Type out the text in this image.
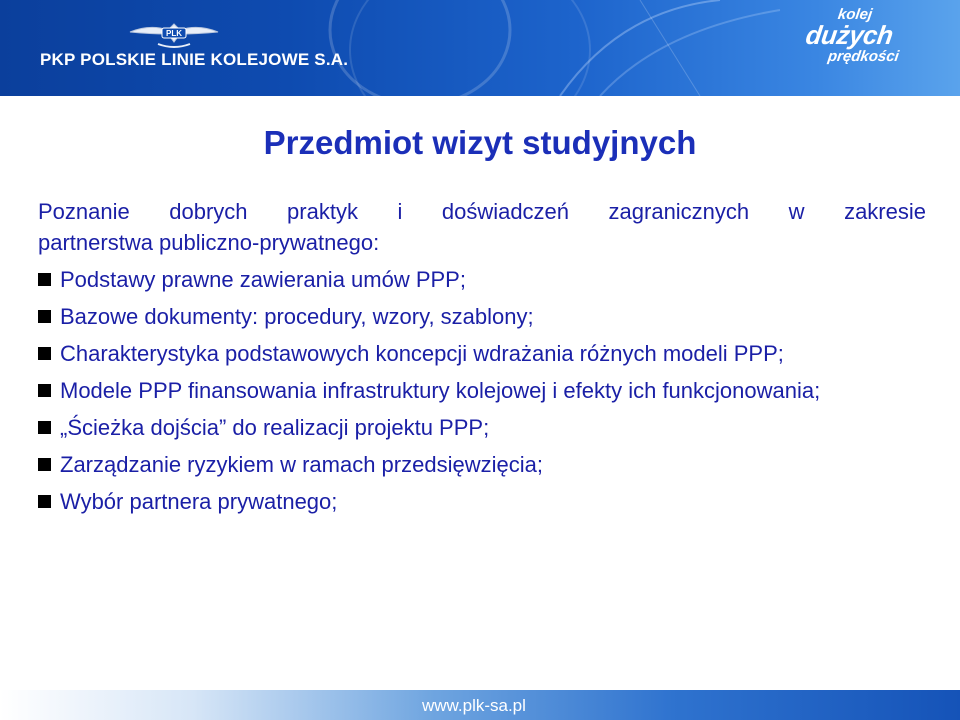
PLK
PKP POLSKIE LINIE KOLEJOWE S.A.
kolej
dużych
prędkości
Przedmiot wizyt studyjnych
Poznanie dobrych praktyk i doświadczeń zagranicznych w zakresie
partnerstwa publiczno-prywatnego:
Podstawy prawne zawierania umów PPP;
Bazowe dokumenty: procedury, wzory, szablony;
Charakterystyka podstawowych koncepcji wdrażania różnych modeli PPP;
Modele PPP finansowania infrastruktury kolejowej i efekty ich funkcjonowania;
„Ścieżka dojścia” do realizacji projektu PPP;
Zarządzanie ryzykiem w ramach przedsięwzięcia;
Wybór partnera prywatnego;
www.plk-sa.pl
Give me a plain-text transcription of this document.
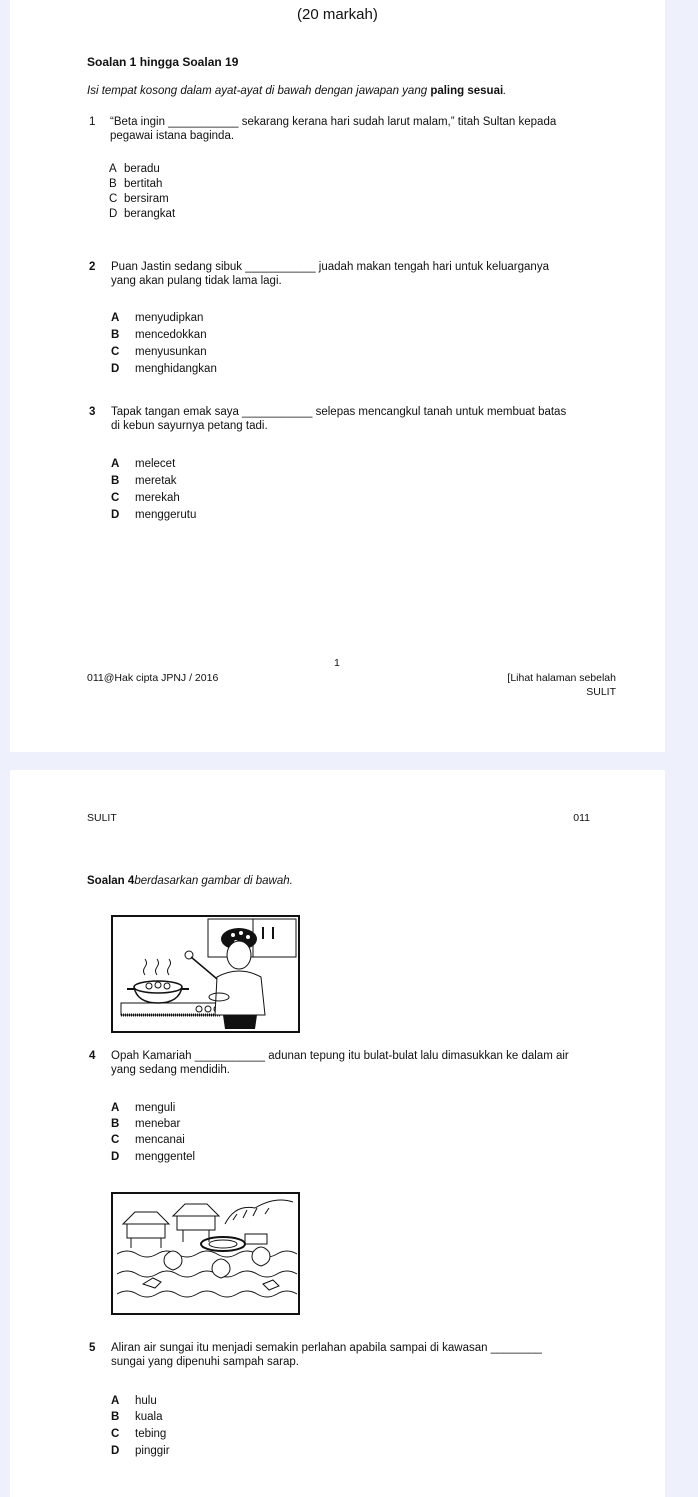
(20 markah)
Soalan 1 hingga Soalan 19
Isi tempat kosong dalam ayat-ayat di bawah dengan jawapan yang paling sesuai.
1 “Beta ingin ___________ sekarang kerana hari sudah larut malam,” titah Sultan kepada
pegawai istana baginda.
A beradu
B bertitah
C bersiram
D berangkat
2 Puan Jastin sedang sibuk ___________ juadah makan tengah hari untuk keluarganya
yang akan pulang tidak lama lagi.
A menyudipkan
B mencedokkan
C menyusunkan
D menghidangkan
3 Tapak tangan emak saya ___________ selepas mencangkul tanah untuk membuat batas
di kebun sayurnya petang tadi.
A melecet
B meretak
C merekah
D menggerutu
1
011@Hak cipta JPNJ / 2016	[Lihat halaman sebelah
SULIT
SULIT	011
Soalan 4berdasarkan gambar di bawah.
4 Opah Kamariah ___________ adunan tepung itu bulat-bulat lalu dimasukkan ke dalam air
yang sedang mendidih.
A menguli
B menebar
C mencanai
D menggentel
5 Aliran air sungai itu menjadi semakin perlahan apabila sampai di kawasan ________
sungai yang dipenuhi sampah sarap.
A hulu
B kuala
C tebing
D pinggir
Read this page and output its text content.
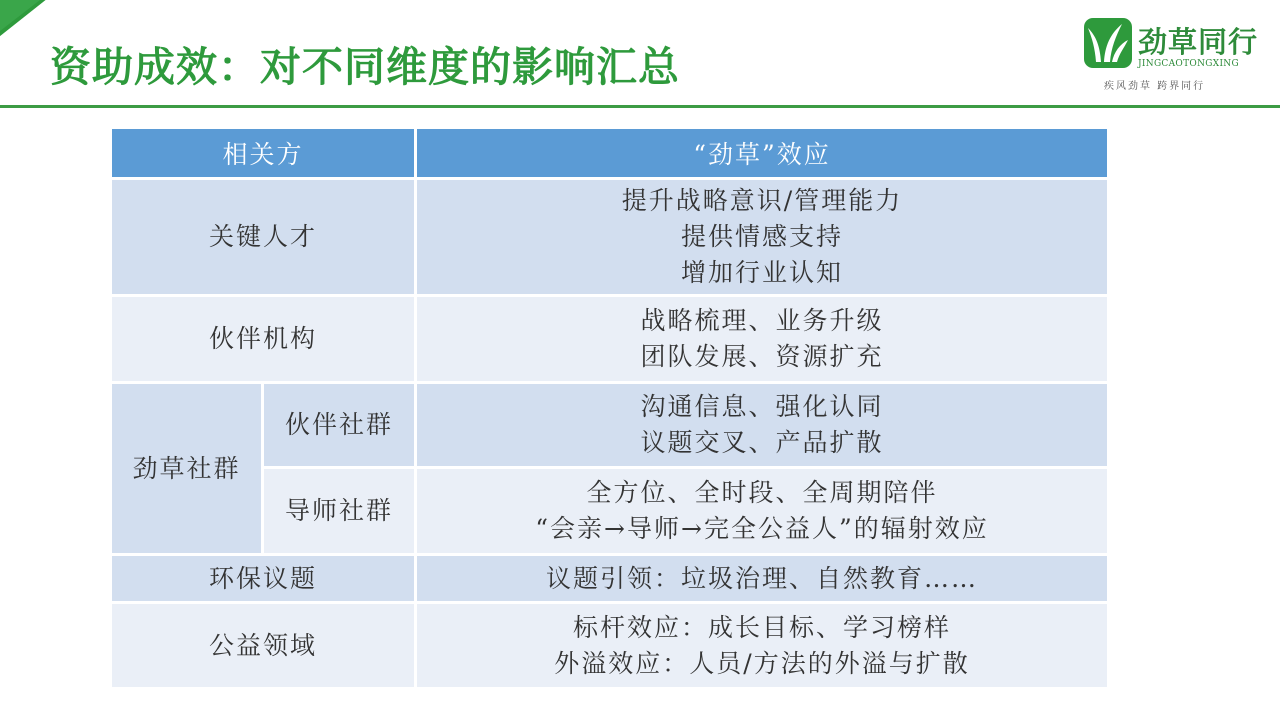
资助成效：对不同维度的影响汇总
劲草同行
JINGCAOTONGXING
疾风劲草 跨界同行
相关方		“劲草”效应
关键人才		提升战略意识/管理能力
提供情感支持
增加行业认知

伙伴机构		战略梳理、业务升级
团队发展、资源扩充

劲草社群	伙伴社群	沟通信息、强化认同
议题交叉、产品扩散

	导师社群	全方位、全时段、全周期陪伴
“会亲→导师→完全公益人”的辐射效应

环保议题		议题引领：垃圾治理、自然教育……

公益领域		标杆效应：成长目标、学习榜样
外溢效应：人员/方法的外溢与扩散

=-=-=-=-=

◆ Problem to work on:
List the lines of the records where "sedang" occurs.

◆ Response below:
2 Puan Jastin sedang sibuk ___________ juadah makan tengah hari untuk keluarganya
yang sedang mendidih.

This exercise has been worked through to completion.